Scan the data for "like" and copy the lines it appears in.

** start Records provided **

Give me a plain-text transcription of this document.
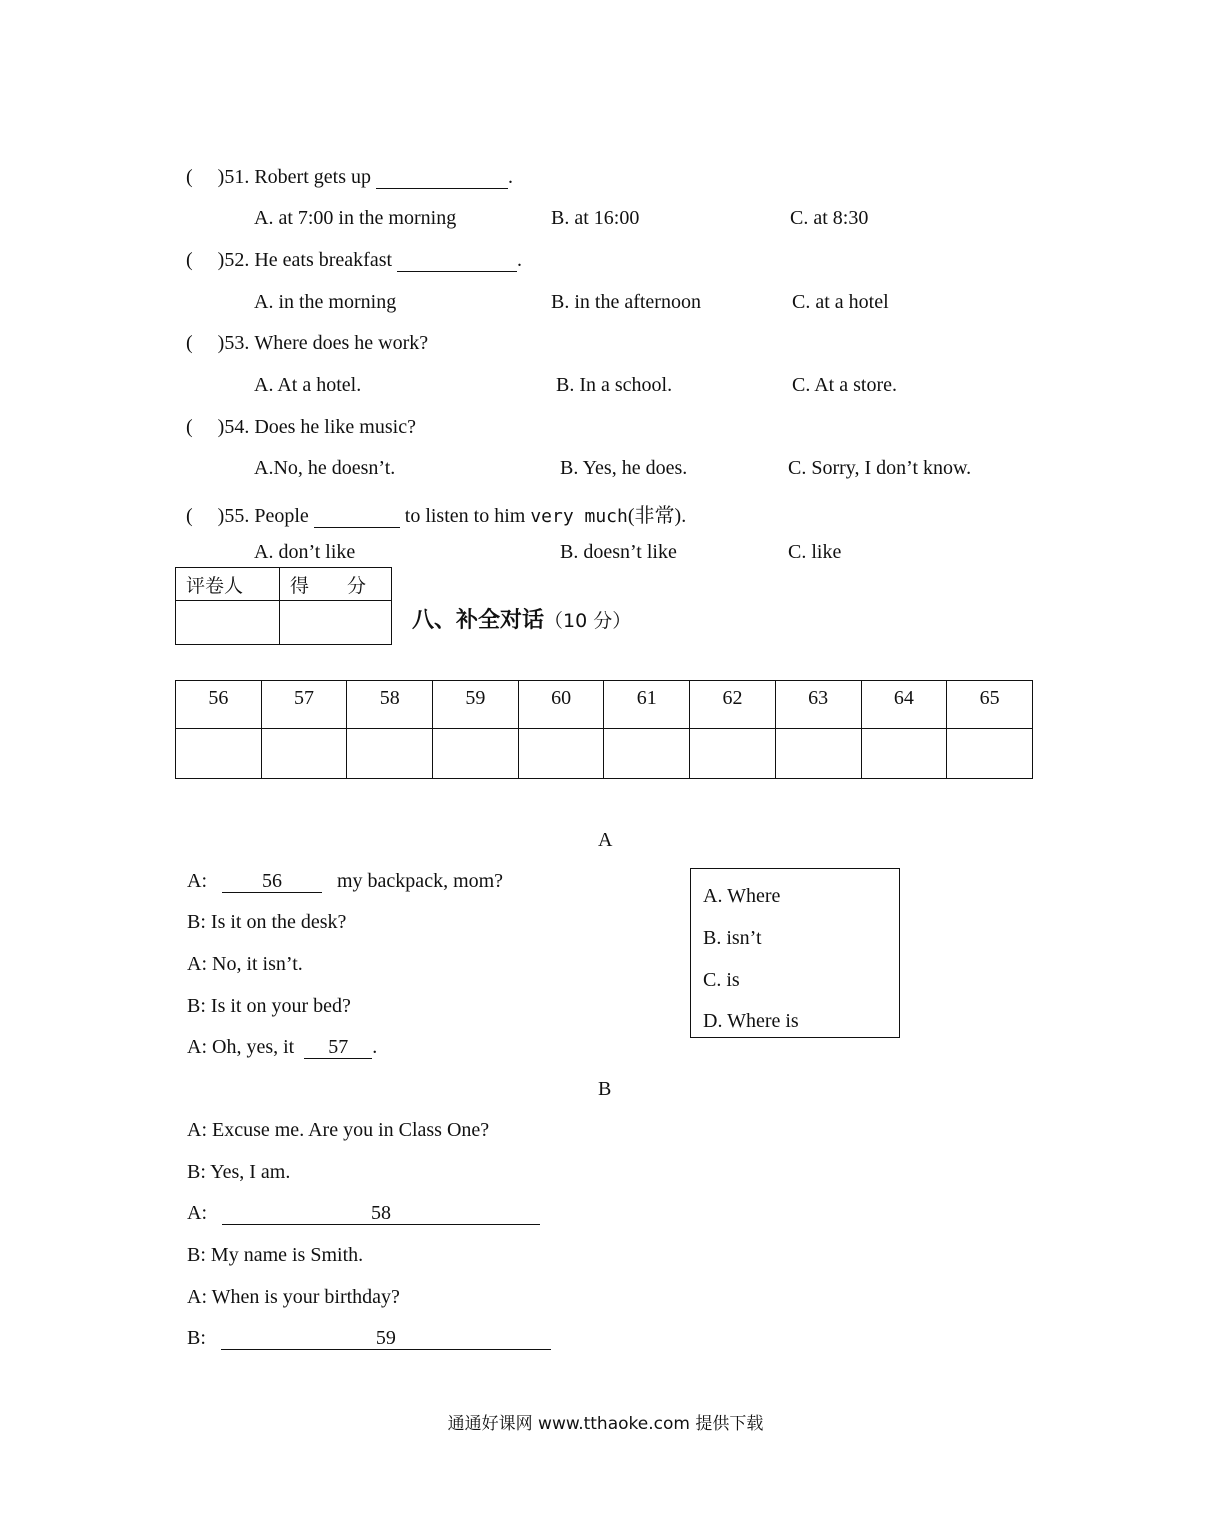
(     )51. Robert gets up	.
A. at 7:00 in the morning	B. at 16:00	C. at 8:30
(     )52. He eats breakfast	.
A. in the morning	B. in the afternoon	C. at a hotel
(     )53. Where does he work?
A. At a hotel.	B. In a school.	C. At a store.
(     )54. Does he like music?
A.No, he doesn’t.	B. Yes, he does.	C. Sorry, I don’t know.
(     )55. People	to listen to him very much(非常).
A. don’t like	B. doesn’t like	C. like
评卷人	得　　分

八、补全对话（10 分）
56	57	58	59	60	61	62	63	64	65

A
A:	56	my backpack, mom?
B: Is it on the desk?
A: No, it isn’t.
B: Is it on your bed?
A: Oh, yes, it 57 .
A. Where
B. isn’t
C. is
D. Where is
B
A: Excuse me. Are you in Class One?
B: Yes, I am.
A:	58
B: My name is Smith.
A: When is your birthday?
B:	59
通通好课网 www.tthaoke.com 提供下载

** end Records provided **

▶ _Task response_:
(     )54. Does he like music?
A. don’t like	B. doesn’t like	C. like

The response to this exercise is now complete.